[A block of data]
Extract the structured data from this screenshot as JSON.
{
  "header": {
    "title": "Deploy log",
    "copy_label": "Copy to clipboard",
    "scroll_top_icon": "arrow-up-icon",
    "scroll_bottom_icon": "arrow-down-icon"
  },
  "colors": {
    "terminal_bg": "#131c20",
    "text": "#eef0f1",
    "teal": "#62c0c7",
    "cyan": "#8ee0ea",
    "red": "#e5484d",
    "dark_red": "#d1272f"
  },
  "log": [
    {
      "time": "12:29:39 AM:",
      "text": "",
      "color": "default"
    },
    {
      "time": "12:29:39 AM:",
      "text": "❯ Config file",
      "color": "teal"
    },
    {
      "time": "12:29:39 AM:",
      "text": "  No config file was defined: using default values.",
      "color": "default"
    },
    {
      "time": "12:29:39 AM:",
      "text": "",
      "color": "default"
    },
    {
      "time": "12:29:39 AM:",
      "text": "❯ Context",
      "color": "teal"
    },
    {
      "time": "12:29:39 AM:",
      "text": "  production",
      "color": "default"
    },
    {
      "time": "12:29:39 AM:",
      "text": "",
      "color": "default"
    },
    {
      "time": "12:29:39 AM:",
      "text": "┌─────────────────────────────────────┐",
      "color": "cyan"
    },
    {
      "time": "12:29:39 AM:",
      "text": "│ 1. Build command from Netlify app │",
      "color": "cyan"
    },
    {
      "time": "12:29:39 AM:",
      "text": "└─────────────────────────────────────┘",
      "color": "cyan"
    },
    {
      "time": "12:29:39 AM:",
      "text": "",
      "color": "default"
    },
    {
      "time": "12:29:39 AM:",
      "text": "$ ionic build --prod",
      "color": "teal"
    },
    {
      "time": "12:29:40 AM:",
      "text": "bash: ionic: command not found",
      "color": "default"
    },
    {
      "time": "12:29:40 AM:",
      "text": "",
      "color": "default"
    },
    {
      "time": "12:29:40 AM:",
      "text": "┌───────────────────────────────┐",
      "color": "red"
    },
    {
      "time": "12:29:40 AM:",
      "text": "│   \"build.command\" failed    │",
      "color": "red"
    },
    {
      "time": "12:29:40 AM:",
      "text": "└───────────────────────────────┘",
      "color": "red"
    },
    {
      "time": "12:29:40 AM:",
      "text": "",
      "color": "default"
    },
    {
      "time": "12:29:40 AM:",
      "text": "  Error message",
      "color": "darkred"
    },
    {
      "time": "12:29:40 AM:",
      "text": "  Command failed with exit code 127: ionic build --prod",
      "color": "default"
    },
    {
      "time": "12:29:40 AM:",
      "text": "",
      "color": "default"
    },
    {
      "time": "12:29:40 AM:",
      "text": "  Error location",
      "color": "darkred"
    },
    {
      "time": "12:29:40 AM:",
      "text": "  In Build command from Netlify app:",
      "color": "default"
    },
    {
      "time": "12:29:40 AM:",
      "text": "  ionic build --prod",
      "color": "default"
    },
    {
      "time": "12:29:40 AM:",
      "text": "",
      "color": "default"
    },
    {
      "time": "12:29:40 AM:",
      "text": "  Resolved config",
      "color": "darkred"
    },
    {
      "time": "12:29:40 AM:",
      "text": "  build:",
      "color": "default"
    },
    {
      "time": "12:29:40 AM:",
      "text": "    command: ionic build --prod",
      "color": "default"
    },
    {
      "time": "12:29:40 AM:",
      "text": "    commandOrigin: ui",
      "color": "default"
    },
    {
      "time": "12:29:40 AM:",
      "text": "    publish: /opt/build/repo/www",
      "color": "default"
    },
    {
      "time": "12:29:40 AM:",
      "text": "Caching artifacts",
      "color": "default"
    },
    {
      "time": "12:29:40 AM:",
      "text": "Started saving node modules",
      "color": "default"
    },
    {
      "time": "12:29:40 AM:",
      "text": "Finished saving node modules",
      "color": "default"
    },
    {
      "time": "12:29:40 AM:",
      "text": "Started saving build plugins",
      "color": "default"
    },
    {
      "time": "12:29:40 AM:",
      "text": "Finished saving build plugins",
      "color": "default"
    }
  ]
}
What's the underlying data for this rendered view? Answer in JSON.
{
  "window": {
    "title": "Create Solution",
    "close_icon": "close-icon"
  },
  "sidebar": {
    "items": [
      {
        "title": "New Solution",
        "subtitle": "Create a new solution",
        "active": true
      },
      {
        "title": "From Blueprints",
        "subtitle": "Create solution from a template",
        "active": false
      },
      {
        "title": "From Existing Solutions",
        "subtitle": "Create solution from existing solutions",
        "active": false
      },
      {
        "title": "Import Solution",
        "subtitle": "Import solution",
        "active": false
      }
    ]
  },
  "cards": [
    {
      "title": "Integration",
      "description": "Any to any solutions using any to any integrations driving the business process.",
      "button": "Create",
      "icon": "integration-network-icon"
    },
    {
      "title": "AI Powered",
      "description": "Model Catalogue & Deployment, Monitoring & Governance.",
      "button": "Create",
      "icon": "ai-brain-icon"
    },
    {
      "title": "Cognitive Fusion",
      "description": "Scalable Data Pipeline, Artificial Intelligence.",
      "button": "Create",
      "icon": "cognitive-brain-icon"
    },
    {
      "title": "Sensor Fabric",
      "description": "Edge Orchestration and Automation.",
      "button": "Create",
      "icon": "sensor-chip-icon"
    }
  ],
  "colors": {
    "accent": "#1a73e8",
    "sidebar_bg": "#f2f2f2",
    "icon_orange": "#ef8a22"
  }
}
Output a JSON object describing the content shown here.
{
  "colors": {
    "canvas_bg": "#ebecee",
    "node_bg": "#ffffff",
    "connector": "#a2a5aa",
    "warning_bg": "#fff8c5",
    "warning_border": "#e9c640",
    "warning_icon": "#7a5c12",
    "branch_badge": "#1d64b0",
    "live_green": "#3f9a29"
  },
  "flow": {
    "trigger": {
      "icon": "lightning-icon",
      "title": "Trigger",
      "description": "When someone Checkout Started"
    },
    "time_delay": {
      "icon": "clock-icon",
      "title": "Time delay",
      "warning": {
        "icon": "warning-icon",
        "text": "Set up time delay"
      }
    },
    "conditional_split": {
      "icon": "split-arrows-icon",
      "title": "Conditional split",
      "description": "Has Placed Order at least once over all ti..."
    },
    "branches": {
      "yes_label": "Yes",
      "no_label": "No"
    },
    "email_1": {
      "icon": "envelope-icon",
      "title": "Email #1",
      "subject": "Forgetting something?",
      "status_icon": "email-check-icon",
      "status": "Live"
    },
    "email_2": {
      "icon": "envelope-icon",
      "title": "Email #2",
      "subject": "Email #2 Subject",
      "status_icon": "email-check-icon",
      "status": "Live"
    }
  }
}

— TASK TO COMPLETE —
Above are some records. Print them all exactly.

— RESULT FOR THIS EXERCISE —
Extract the structured data from this screenshot as JSON.
{
  "header": {
    "title": "Deploy log",
    "copy_label": "Copy to clipboard",
    "scroll_top_icon": "arrow-up-icon",
    "scroll_bottom_icon": "arrow-down-icon"
  },
  "colors": {
    "terminal_bg": "#131c20",
    "text": "#eef0f1",
    "teal": "#62c0c7",
    "cyan": "#8ee0ea",
    "red": "#e5484d",
    "dark_red": "#d1272f"
  },
  "log": [
    {
      "time": "12:29:39 AM:",
      "text": "",
      "color": "default"
    },
    {
      "time": "12:29:39 AM:",
      "text": "❯ Config file",
      "color": "teal"
    },
    {
      "time": "12:29:39 AM:",
      "text": "  No config file was defined: using default values.",
      "color": "default"
    },
    {
      "time": "12:29:39 AM:",
      "text": "",
      "color": "default"
    },
    {
      "time": "12:29:39 AM:",
      "text": "❯ Context",
      "color": "teal"
    },
    {
      "time": "12:29:39 AM:",
      "text": "  production",
      "color": "default"
    },
    {
      "time": "12:29:39 AM:",
      "text": "",
      "color": "default"
    },
    {
      "time": "12:29:39 AM:",
      "text": "┌─────────────────────────────────────┐",
      "color": "cyan"
    },
    {
      "time": "12:29:39 AM:",
      "text": "│ 1. Build command from Netlify app │",
      "color": "cyan"
    },
    {
      "time": "12:29:39 AM:",
      "text": "└─────────────────────────────────────┘",
      "color": "cyan"
    },
    {
      "time": "12:29:39 AM:",
      "text": "",
      "color": "default"
    },
    {
      "time": "12:29:39 AM:",
      "text": "$ ionic build --prod",
      "color": "teal"
    },
    {
      "time": "12:29:40 AM:",
      "text": "bash: ionic: command not found",
      "color": "default"
    },
    {
      "time": "12:29:40 AM:",
      "text": "",
      "color": "default"
    },
    {
      "time": "12:29:40 AM:",
      "text": "┌───────────────────────────────┐",
      "color": "red"
    },
    {
      "time": "12:29:40 AM:",
      "text": "│   \"build.command\" failed    │",
      "color": "red"
    },
    {
      "time": "12:29:40 AM:",
      "text": "└───────────────────────────────┘",
      "color": "red"
    },
    {
      "time": "12:29:40 AM:",
      "text": "",
      "color": "default"
    },
    {
      "time": "12:29:40 AM:",
      "text": "  Error message",
      "color": "darkred"
    },
    {
      "time": "12:29:40 AM:",
      "text": "  Command failed with exit code 127: ionic build --prod",
      "color": "default"
    },
    {
      "time": "12:29:40 AM:",
      "text": "",
      "color": "default"
    },
    {
      "time": "12:29:40 AM:",
      "text": "  Error location",
      "color": "darkred"
    },
    {
      "time": "12:29:40 AM:",
      "text": "  In Build command from Netlify app:",
      "color": "default"
    },
    {
      "time": "12:29:40 AM:",
      "text": "  ionic build --prod",
      "color": "default"
    },
    {
      "time": "12:29:40 AM:",
      "text": "",
      "color": "default"
    },
    {
      "time": "12:29:40 AM:",
      "text": "  Resolved config",
      "color": "darkred"
    },
    {
      "time": "12:29:40 AM:",
      "text": "  build:",
      "color": "default"
    },
    {
      "time": "12:29:40 AM:",
      "text": "    command: ionic build --prod",
      "color": "default"
    },
    {
      "time": "12:29:40 AM:",
      "text": "    commandOrigin: ui",
      "color": "default"
    },
    {
      "time": "12:29:40 AM:",
      "text": "    publish: /opt/build/repo/www",
      "color": "default"
    },
    {
      "time": "12:29:40 AM:",
      "text": "Caching artifacts",
      "color": "default"
    },
    {
      "time": "12:29:40 AM:",
      "text": "Started saving node modules",
      "color": "default"
    },
    {
      "time": "12:29:40 AM:",
      "text": "Finished saving node modules",
      "color": "default"
    },
    {
      "time": "12:29:40 AM:",
      "text": "Started saving build plugins",
      "color": "default"
    },
    {
      "time": "12:29:40 AM:",
      "text": "Finished saving build plugins",
      "color": "default"
    }
  ]
}
What's the underlying data for this rendered view? Answer in JSON.
{
  "window": {
    "title": "Create Solution",
    "close_icon": "close-icon"
  },
  "sidebar": {
    "items": [
      {
        "title": "New Solution",
        "subtitle": "Create a new solution",
        "active": true
      },
      {
        "title": "From Blueprints",
        "subtitle": "Create solution from a template",
        "active": false
      },
      {
        "title": "From Existing Solutions",
        "subtitle": "Create solution from existing solutions",
        "active": false
      },
      {
        "title": "Import Solution",
        "subtitle": "Import solution",
        "active": false
      }
    ]
  },
  "cards": [
    {
      "title": "Integration",
      "description": "Any to any solutions using any to any integrations driving the business process.",
      "button": "Create",
      "icon": "integration-network-icon"
    },
    {
      "title": "AI Powered",
      "description": "Model Catalogue & Deployment, Monitoring & Governance.",
      "button": "Create",
      "icon": "ai-brain-icon"
    },
    {
      "title": "Cognitive Fusion",
      "description": "Scalable Data Pipeline, Artificial Intelligence.",
      "button": "Create",
      "icon": "cognitive-brain-icon"
    },
    {
      "title": "Sensor Fabric",
      "description": "Edge Orchestration and Automation.",
      "button": "Create",
      "icon": "sensor-chip-icon"
    }
  ],
  "colors": {
    "accent": "#1a73e8",
    "sidebar_bg": "#f2f2f2",
    "icon_orange": "#ef8a22"
  }
}
Output a JSON object describing the content shown here.
{
  "colors": {
    "canvas_bg": "#ebecee",
    "node_bg": "#ffffff",
    "connector": "#a2a5aa",
    "warning_bg": "#fff8c5",
    "warning_border": "#e9c640",
    "warning_icon": "#7a5c12",
    "branch_badge": "#1d64b0",
    "live_green": "#3f9a29"
  },
  "flow": {
    "trigger": {
      "icon": "lightning-icon",
      "title": "Trigger",
      "description": "When someone Checkout Started"
    },
    "time_delay": {
      "icon": "clock-icon",
      "title": "Time delay",
      "warning": {
        "icon": "warning-icon",
        "text": "Set up time delay"
      }
    },
    "conditional_split": {
      "icon": "split-arrows-icon",
      "title": "Conditional split",
      "description": "Has Placed Order at least once over all ti..."
    },
    "branches": {
      "yes_label": "Yes",
      "no_label": "No"
    },
    "email_1": {
      "icon": "envelope-icon",
      "title": "Email #1",
      "subject": "Forgetting something?",
      "status_icon": "email-check-icon",
      "status": "Live"
    },
    "email_2": {
      "icon": "envelope-icon",
      "title": "Email #2",
      "subject": "Email #2 Subject",
      "status_icon": "email-check-icon",
      "status": "Live"
    }
  }
}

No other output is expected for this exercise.